(Dataset excerpts)
-- start --

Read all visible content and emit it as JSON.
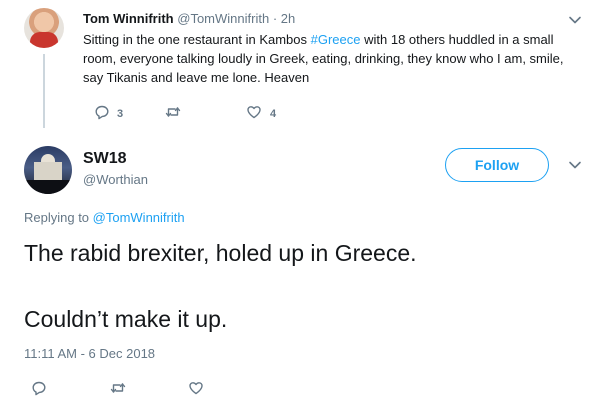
{
  "parent_tweet": {
    "author_name": "Tom Winnifrith",
    "author_handle": "@TomWinnifrith",
    "separator": "·",
    "time": "2h",
    "text_before": "Sitting in the one restaurant in Kambos ",
    "hashtag": "#Greece",
    "text_after": " with 18 others huddled in a small room, everyone talking loudly in Greek, eating, drinking, they know who I am, smile, say Tikanis and leave me lone. Heaven",
    "reply_count": "3",
    "retweet_count": "",
    "like_count": "4"
  },
  "main_tweet": {
    "author_name": "SW18",
    "author_handle": "@Worthian",
    "follow_label": "Follow",
    "replying_prefix": "Replying to ",
    "replying_to": "@TomWinnifrith",
    "line1": "The rabid brexiter, holed up in Greece.",
    "line2": "Couldn’t make it up.",
    "timestamp": "11:11 AM - 6 Dec 2018"
  },
  "icons": {
    "reply": "reply-icon",
    "retweet": "retweet-icon",
    "like": "heart-icon",
    "more": "chevron-down-icon"
  },
  "colors": {
    "accent": "#1da1f2",
    "text": "#14171a",
    "muted": "#657786"
  }
}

-- end --

WHAT THE TASK REQUIRES:
Gather every line containing the word "TomWinnifrith" and copy it.

OUTPUT:
    "author_handle": "@TomWinnifrith",
    "replying_to": "@TomWinnifrith",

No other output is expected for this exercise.